begin ENTRIES SUPPLIED

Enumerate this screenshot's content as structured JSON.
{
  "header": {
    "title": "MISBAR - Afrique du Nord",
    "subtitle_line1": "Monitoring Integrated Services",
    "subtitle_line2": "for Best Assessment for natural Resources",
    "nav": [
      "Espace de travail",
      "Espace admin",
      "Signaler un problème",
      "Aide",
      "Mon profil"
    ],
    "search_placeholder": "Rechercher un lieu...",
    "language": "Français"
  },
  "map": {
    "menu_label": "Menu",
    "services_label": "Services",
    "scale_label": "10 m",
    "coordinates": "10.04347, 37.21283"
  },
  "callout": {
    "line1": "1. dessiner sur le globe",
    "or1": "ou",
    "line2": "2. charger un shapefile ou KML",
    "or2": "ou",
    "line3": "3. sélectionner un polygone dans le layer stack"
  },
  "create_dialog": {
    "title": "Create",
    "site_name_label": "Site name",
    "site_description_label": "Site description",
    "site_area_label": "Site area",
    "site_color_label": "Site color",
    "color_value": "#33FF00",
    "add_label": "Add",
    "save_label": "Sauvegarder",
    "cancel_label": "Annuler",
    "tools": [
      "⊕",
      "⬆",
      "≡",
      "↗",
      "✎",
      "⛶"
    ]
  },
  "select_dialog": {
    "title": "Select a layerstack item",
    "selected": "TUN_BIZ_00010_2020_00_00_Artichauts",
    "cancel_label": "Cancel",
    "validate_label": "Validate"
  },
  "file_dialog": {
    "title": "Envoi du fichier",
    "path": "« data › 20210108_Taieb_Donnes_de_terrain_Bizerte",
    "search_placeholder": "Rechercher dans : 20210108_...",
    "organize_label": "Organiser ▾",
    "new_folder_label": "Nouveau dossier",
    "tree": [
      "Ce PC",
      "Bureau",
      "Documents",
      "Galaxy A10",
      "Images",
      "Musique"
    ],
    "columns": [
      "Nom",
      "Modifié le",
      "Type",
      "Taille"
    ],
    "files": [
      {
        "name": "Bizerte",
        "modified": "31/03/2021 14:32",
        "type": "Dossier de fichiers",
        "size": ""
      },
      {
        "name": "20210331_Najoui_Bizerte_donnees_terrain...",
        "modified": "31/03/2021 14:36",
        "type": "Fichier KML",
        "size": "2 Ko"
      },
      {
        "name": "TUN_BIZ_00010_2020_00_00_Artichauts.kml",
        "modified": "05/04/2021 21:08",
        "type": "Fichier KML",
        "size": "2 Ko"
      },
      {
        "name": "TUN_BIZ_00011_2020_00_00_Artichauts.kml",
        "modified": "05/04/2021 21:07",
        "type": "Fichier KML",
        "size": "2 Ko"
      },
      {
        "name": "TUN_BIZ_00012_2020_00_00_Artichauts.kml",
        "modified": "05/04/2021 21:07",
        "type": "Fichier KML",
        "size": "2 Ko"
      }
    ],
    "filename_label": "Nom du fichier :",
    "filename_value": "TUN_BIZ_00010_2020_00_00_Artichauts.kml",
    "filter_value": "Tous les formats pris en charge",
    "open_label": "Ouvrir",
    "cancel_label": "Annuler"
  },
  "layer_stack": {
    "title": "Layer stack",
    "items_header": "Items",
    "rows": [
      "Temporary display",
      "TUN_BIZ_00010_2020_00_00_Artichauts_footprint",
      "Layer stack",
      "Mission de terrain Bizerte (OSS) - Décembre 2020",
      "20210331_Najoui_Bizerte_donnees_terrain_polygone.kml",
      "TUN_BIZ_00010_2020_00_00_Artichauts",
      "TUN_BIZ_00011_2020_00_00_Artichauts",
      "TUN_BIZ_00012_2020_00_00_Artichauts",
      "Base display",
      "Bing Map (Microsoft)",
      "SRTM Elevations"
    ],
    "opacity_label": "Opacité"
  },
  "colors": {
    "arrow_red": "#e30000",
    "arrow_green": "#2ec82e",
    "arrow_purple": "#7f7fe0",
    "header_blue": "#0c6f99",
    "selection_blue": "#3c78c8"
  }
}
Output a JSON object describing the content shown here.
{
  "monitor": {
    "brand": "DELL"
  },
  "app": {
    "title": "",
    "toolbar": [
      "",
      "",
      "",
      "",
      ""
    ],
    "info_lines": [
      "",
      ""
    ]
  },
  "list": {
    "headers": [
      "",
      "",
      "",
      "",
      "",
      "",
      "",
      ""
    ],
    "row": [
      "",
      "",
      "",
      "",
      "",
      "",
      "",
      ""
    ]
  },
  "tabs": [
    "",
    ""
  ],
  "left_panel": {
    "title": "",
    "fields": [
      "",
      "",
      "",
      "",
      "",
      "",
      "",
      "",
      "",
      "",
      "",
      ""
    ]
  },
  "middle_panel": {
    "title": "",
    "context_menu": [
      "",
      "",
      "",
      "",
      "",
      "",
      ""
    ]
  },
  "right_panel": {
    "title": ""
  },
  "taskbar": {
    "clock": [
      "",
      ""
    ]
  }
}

end ENTRIES SUPPLIED

## WHAT TO DO
Each line of the material must be restated exactly.

## ANSWER TO THE EXERCISE
Enumerate this screenshot's content as structured JSON.
{
  "header": {
    "title": "MISBAR - Afrique du Nord",
    "subtitle_line1": "Monitoring Integrated Services",
    "subtitle_line2": "for Best Assessment for natural Resources",
    "nav": [
      "Espace de travail",
      "Espace admin",
      "Signaler un problème",
      "Aide",
      "Mon profil"
    ],
    "search_placeholder": "Rechercher un lieu...",
    "language": "Français"
  },
  "map": {
    "menu_label": "Menu",
    "services_label": "Services",
    "scale_label": "10 m",
    "coordinates": "10.04347, 37.21283"
  },
  "callout": {
    "line1": "1. dessiner sur le globe",
    "or1": "ou",
    "line2": "2. charger un shapefile ou KML",
    "or2": "ou",
    "line3": "3. sélectionner un polygone dans le layer stack"
  },
  "create_dialog": {
    "title": "Create",
    "site_name_label": "Site name",
    "site_description_label": "Site description",
    "site_area_label": "Site area",
    "site_color_label": "Site color",
    "color_value": "#33FF00",
    "add_label": "Add",
    "save_label": "Sauvegarder",
    "cancel_label": "Annuler",
    "tools": [
      "⊕",
      "⬆",
      "≡",
      "↗",
      "✎",
      "⛶"
    ]
  },
  "select_dialog": {
    "title": "Select a layerstack item",
    "selected": "TUN_BIZ_00010_2020_00_00_Artichauts",
    "cancel_label": "Cancel",
    "validate_label": "Validate"
  },
  "file_dialog": {
    "title": "Envoi du fichier",
    "path": "« data › 20210108_Taieb_Donnes_de_terrain_Bizerte",
    "search_placeholder": "Rechercher dans : 20210108_...",
    "organize_label": "Organiser ▾",
    "new_folder_label": "Nouveau dossier",
    "tree": [
      "Ce PC",
      "Bureau",
      "Documents",
      "Galaxy A10",
      "Images",
      "Musique"
    ],
    "columns": [
      "Nom",
      "Modifié le",
      "Type",
      "Taille"
    ],
    "files": [
      {
        "name": "Bizerte",
        "modified": "31/03/2021 14:32",
        "type": "Dossier de fichiers",
        "size": ""
      },
      {
        "name": "20210331_Najoui_Bizerte_donnees_terrain...",
        "modified": "31/03/2021 14:36",
        "type": "Fichier KML",
        "size": "2 Ko"
      },
      {
        "name": "TUN_BIZ_00010_2020_00_00_Artichauts.kml",
        "modified": "05/04/2021 21:08",
        "type": "Fichier KML",
        "size": "2 Ko"
      },
      {
        "name": "TUN_BIZ_00011_2020_00_00_Artichauts.kml",
        "modified": "05/04/2021 21:07",
        "type": "Fichier KML",
        "size": "2 Ko"
      },
      {
        "name": "TUN_BIZ_00012_2020_00_00_Artichauts.kml",
        "modified": "05/04/2021 21:07",
        "type": "Fichier KML",
        "size": "2 Ko"
      }
    ],
    "filename_label": "Nom du fichier :",
    "filename_value": "TUN_BIZ_00010_2020_00_00_Artichauts.kml",
    "filter_value": "Tous les formats pris en charge",
    "open_label": "Ouvrir",
    "cancel_label": "Annuler"
  },
  "layer_stack": {
    "title": "Layer stack",
    "items_header": "Items",
    "rows": [
      "Temporary display",
      "TUN_BIZ_00010_2020_00_00_Artichauts_footprint",
      "Layer stack",
      "Mission de terrain Bizerte (OSS) - Décembre 2020",
      "20210331_Najoui_Bizerte_donnees_terrain_polygone.kml",
      "TUN_BIZ_00010_2020_00_00_Artichauts",
      "TUN_BIZ_00011_2020_00_00_Artichauts",
      "TUN_BIZ_00012_2020_00_00_Artichauts",
      "Base display",
      "Bing Map (Microsoft)",
      "SRTM Elevations"
    ],
    "opacity_label": "Opacité"
  },
  "colors": {
    "arrow_red": "#e30000",
    "arrow_green": "#2ec82e",
    "arrow_purple": "#7f7fe0",
    "header_blue": "#0c6f99",
    "selection_blue": "#3c78c8"
  }
}
Output a JSON object describing the content shown here.
{
  "monitor": {
    "brand": "DELL"
  },
  "app": {
    "title": "",
    "toolbar": [
      "",
      "",
      "",
      "",
      ""
    ],
    "info_lines": [
      "",
      ""
    ]
  },
  "list": {
    "headers": [
      "",
      "",
      "",
      "",
      "",
      "",
      "",
      ""
    ],
    "row": [
      "",
      "",
      "",
      "",
      "",
      "",
      "",
      ""
    ]
  },
  "tabs": [
    "",
    ""
  ],
  "left_panel": {
    "title": "",
    "fields": [
      "",
      "",
      "",
      "",
      "",
      "",
      "",
      "",
      "",
      "",
      "",
      ""
    ]
  },
  "middle_panel": {
    "title": "",
    "context_menu": [
      "",
      "",
      "",
      "",
      "",
      "",
      ""
    ]
  },
  "right_panel": {
    "title": ""
  },
  "taskbar": {
    "clock": [
      "",
      ""
    ]
  }
}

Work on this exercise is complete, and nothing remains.